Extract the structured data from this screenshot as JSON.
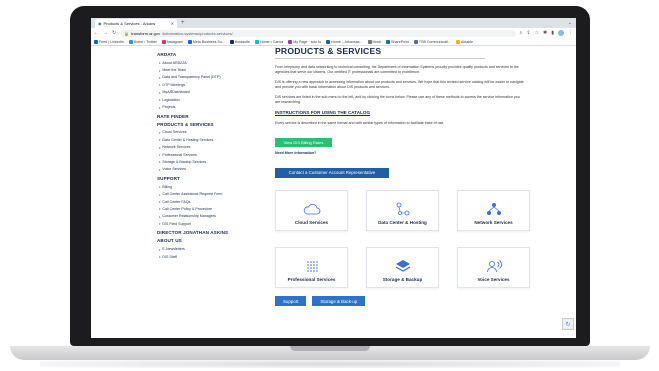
{
  "browser": {
    "tab_title": "Products & Services - Arkans",
    "url_host": "transform.ar.gov",
    "url_path": "/information-systems/products-services/",
    "bookmarks": [
      {
        "label": "Feed | LinkedIn",
        "color": "#0a66c2"
      },
      {
        "label": "Home / Twitter",
        "color": "#1d9bf0"
      },
      {
        "label": "Instagram",
        "color": "#e1306c"
      },
      {
        "label": "Meta Business Su...",
        "color": "#0866ff"
      },
      {
        "label": "Hootsuite",
        "color": "#143059"
      },
      {
        "label": "Home • Canva",
        "color": "#00c4cc"
      },
      {
        "label": "My Page · solo.to",
        "color": "#8e44ad"
      },
      {
        "label": "Home – Arkansas...",
        "color": "#1f5fa8"
      },
      {
        "label": "Mock",
        "color": "#777777"
      },
      {
        "label": "SharePoint",
        "color": "#038387"
      },
      {
        "label": "TSB Communicati...",
        "color": "#6264a7"
      },
      {
        "label": "Airtable",
        "color": "#fcb400"
      }
    ]
  },
  "sidebar": {
    "sections": [
      {
        "heading": "ARDATA",
        "items": [
          "About ARDATA",
          "Meet the Team",
          "Data and Transparency Panel (DTP)",
          "DTP Meetings",
          "MyARDashboard",
          "Legislation",
          "Projects"
        ]
      },
      {
        "heading": "RATE FINDER",
        "items": []
      },
      {
        "heading": "PRODUCTS & SERVICES",
        "items": [
          "Cloud Services",
          "Data Center & Hosting Services",
          "Network Services",
          "Professional Services",
          "Storage & Backup Services",
          "Voice Services"
        ]
      },
      {
        "heading": "SUPPORT",
        "items": [
          "Billing",
          "Call Center Assistance Request Form",
          "Call Center FAQs",
          "Call Center Policy & Procedure",
          "Customer Relationship Managers",
          "DIS Field Support"
        ]
      },
      {
        "heading": "DIRECTOR JONATHAN ASKINS",
        "items": []
      },
      {
        "heading": "ABOUT US",
        "items": [
          "E-Newsletters",
          "DIS Staff"
        ]
      }
    ]
  },
  "main": {
    "title": "PRODUCTS & SERVICES",
    "paragraphs": [
      "From telephony and data networking to technical consulting, the Department of Information Systems proudly provides quality products and services to the agencies that serve our citizens. Our certified IT professionals are committed to excellence.",
      "DIS is offering a new approach to accessing information about our products and services. We hope that this revised service catalog will be easier to navigate and provide you with basic information about DIS products and services.",
      "DIS services are listed in the sub-menu to the left, and by clicking the icons below. Please use any of these methods to access the service information you are researching."
    ],
    "instructions_heading": "INSTRUCTIONS FOR USING THE CATALOG",
    "instructions_text": "Every service is described in the same format and with similar types of information to facilitate ease of use.",
    "billing_button": "View DIS Billing Rates",
    "need_more": "Need More Information?",
    "contact_button": "Contact a Customer Account Representative",
    "cards": [
      {
        "label": "Cloud Services",
        "icon": "cloud-icon"
      },
      {
        "label": "Data Center & Hosting",
        "icon": "nodes-icon"
      },
      {
        "label": "Network Services",
        "icon": "network-icon"
      },
      {
        "label": "Professional Services",
        "icon": "grid-dots-icon"
      },
      {
        "label": "Storage & Backup",
        "icon": "layers-icon"
      },
      {
        "label": "Voice Services",
        "icon": "voice-icon"
      }
    ],
    "bottom_buttons": [
      "Support",
      "Storage & Back-up"
    ]
  },
  "colors": {
    "navy": "#1b2a4a",
    "green": "#2dbd73",
    "blue": "#1f5fa8",
    "icon_blue": "#3b6fd4"
  }
}
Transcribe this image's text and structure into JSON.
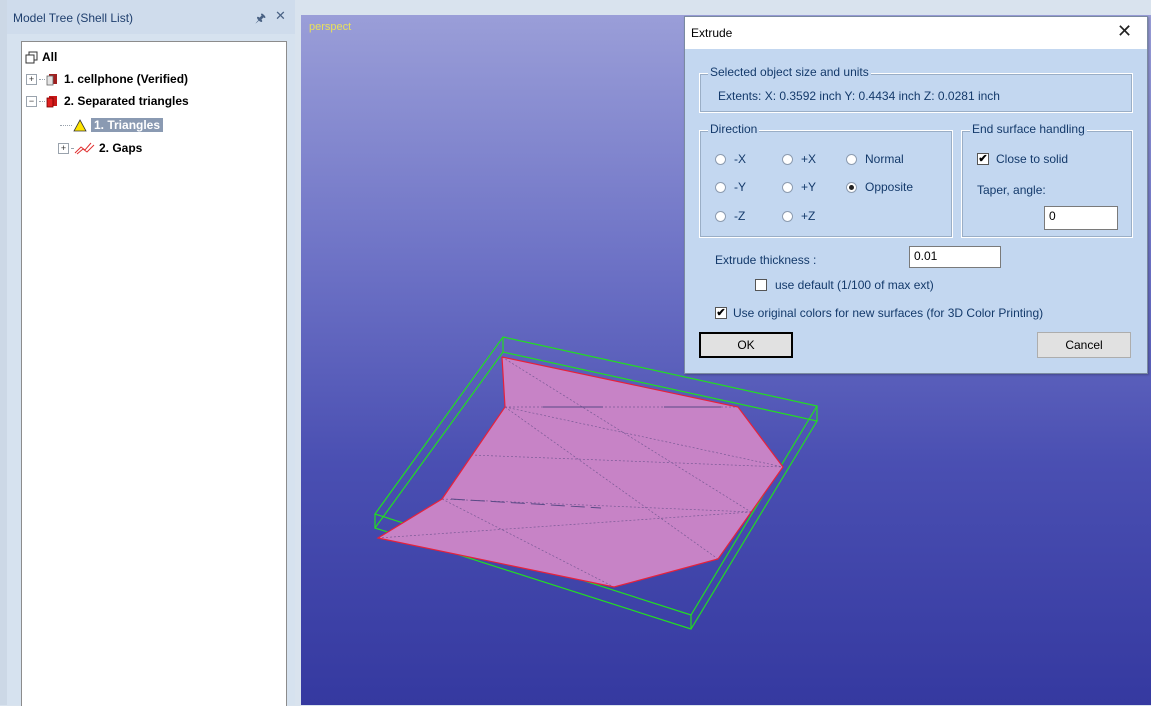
{
  "tree_panel": {
    "title": "Model Tree (Shell List)",
    "items": [
      {
        "label": "All",
        "icon": "shells-icon"
      },
      {
        "label": "1. cellphone (Verified)",
        "icon": "shell-icon"
      },
      {
        "label": "2. Separated triangles",
        "icon": "red-shell-icon"
      },
      {
        "label": "1. Triangles",
        "icon": "warning-triangle-icon",
        "selected": true
      },
      {
        "label": "2. Gaps",
        "icon": "gaps-icon"
      }
    ]
  },
  "viewport": {
    "view_label": "perspect"
  },
  "dialog": {
    "title": "Extrude",
    "size_group": {
      "caption": "Selected object size and units",
      "extents": "Extents:  X: 0.3592 inch  Y: 0.4434 inch  Z: 0.0281 inch"
    },
    "direction_group": {
      "caption": "Direction",
      "options": [
        "-X",
        "+X",
        "Normal",
        "-Y",
        "+Y",
        "Opposite",
        "-Z",
        "+Z"
      ],
      "selected": "Opposite"
    },
    "end_surface_group": {
      "caption": "End surface handling",
      "close_to_solid_label": "Close to solid",
      "close_to_solid_checked": true,
      "taper_label": "Taper, angle:",
      "taper_value": "0"
    },
    "thickness_label": "Extrude thickness :",
    "thickness_value": "0.01",
    "use_default_label": "use default (1/100 of max ext)",
    "use_default_checked": false,
    "original_colors_label": "Use original colors for new surfaces (for 3D Color Printing)",
    "original_colors_checked": true,
    "ok_label": "OK",
    "cancel_label": "Cancel"
  },
  "colors": {
    "viewport_top": "#9a9ed8",
    "viewport_bottom": "#3539a0",
    "bbox_green": "#22dd22",
    "mesh_fill": "#c783c6",
    "mesh_edge": "#e8203a"
  }
}
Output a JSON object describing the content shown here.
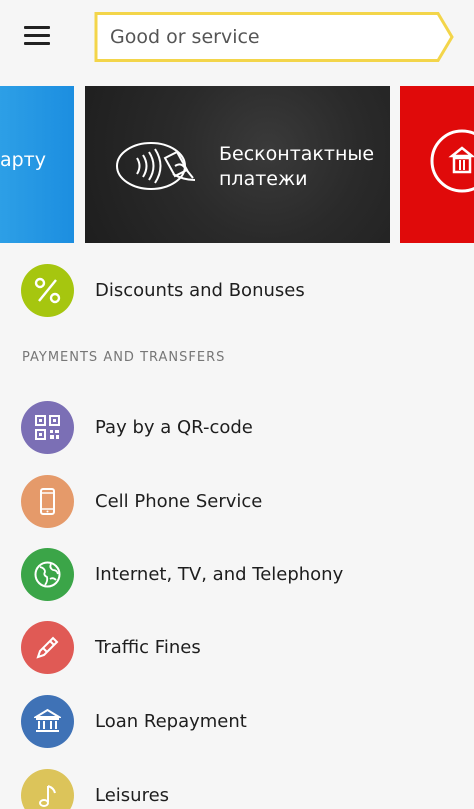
====
SET EXERCISE:
Copy everything in the records above except the pictures, exactly as written.

ANSWER TO THIS PROBLEM:
Extract the structured data from this screenshot as JSON.
{
  "browser": {
    "tab_title": "Products & Services - Arkans",
    "url_host": "transform.ar.gov",
    "url_path": "/information-systems/products-services/",
    "bookmarks": [
      {
        "label": "Feed | LinkedIn",
        "color": "#0a66c2"
      },
      {
        "label": "Home / Twitter",
        "color": "#1d9bf0"
      },
      {
        "label": "Instagram",
        "color": "#e1306c"
      },
      {
        "label": "Meta Business Su...",
        "color": "#0866ff"
      },
      {
        "label": "Hootsuite",
        "color": "#143059"
      },
      {
        "label": "Home • Canva",
        "color": "#00c4cc"
      },
      {
        "label": "My Page · solo.to",
        "color": "#8e44ad"
      },
      {
        "label": "Home – Arkansas...",
        "color": "#1f5fa8"
      },
      {
        "label": "Mock",
        "color": "#777777"
      },
      {
        "label": "SharePoint",
        "color": "#038387"
      },
      {
        "label": "TSB Communicati...",
        "color": "#6264a7"
      },
      {
        "label": "Airtable",
        "color": "#fcb400"
      }
    ]
  },
  "sidebar": {
    "sections": [
      {
        "heading": "ARDATA",
        "items": [
          "About ARDATA",
          "Meet the Team",
          "Data and Transparency Panel (DTP)",
          "DTP Meetings",
          "MyARDashboard",
          "Legislation",
          "Projects"
        ]
      },
      {
        "heading": "RATE FINDER",
        "items": []
      },
      {
        "heading": "PRODUCTS & SERVICES",
        "items": [
          "Cloud Services",
          "Data Center & Hosting Services",
          "Network Services",
          "Professional Services",
          "Storage & Backup Services",
          "Voice Services"
        ]
      },
      {
        "heading": "SUPPORT",
        "items": [
          "Billing",
          "Call Center Assistance Request Form",
          "Call Center FAQs",
          "Call Center Policy & Procedure",
          "Customer Relationship Managers",
          "DIS Field Support"
        ]
      },
      {
        "heading": "DIRECTOR JONATHAN ASKINS",
        "items": []
      },
      {
        "heading": "ABOUT US",
        "items": [
          "E-Newsletters",
          "DIS Staff"
        ]
      }
    ]
  },
  "main": {
    "title": "PRODUCTS & SERVICES",
    "paragraphs": [
      "From telephony and data networking to technical consulting, the Department of Information Systems proudly provides quality products and services to the agencies that serve our citizens. Our certified IT professionals are committed to excellence.",
      "DIS is offering a new approach to accessing information about our products and services. We hope that this revised service catalog will be easier to navigate and provide you with basic information about DIS products and services.",
      "DIS services are listed in the sub-menu to the left, and by clicking the icons below. Please use any of these methods to access the service information you are researching."
    ],
    "instructions_heading": "INSTRUCTIONS FOR USING THE CATALOG",
    "instructions_text": "Every service is described in the same format and with similar types of information to facilitate ease of use.",
    "billing_button": "View DIS Billing Rates",
    "need_more": "Need More Information?",
    "contact_button": "Contact a Customer Account Representative",
    "cards": [
      {
        "label": "Cloud Services",
        "icon": "cloud-icon"
      },
      {
        "label": "Data Center & Hosting",
        "icon": "nodes-icon"
      },
      {
        "label": "Network Services",
        "icon": "network-icon"
      },
      {
        "label": "Professional Services",
        "icon": "grid-dots-icon"
      },
      {
        "label": "Storage & Backup",
        "icon": "layers-icon"
      },
      {
        "label": "Voice Services",
        "icon": "voice-icon"
      }
    ],
    "bottom_buttons": [
      "Support",
      "Storage & Back-up"
    ]
  },
  "colors": {
    "navy": "#1b2a4a",
    "green": "#2dbd73",
    "blue": "#1f5fa8",
    "icon_blue": "#3b6fd4"
  }
}
Transcribe this image's text and structure into JSON.
{
  "tree_panel": {
    "title": "Model Tree (Shell List)",
    "items": [
      {
        "label": "All",
        "icon": "shells-icon"
      },
      {
        "label": "1. cellphone (Verified)",
        "icon": "shell-icon"
      },
      {
        "label": "2. Separated triangles",
        "icon": "red-shell-icon"
      },
      {
        "label": "1. Triangles",
        "icon": "warning-triangle-icon",
        "selected": true
      },
      {
        "label": "2. Gaps",
        "icon": "gaps-icon"
      }
    ]
  },
  "viewport": {
    "view_label": "perspect"
  },
  "dialog": {
    "title": "Extrude",
    "size_group": {
      "caption": "Selected object size and units",
      "extents": "Extents:  X: 0.3592 inch  Y: 0.4434 inch  Z: 0.0281 inch"
    },
    "direction_group": {
      "caption": "Direction",
      "options": [
        "-X",
        "+X",
        "Normal",
        "-Y",
        "+Y",
        "Opposite",
        "-Z",
        "+Z"
      ],
      "selected": "Opposite"
    },
    "end_surface_group": {
      "caption": "End surface handling",
      "close_to_solid_label": "Close to solid",
      "close_to_solid_checked": true,
      "taper_label": "Taper, angle:",
      "taper_value": "0"
    },
    "thickness_label": "Extrude thickness :",
    "thickness_value": "0.01",
    "use_default_label": "use default (1/100 of max ext)",
    "use_default_checked": false,
    "original_colors_label": "Use original colors for new surfaces (for 3D Color Printing)",
    "original_colors_checked": true,
    "ok_label": "OK",
    "cancel_label": "Cancel"
  },
  "colors": {
    "viewport_top": "#9a9ed8",
    "viewport_bottom": "#3539a0",
    "bbox_green": "#22dd22",
    "mesh_fill": "#c783c6",
    "mesh_edge": "#e8203a"
  }
}
Output a JSON object describing the content shown here.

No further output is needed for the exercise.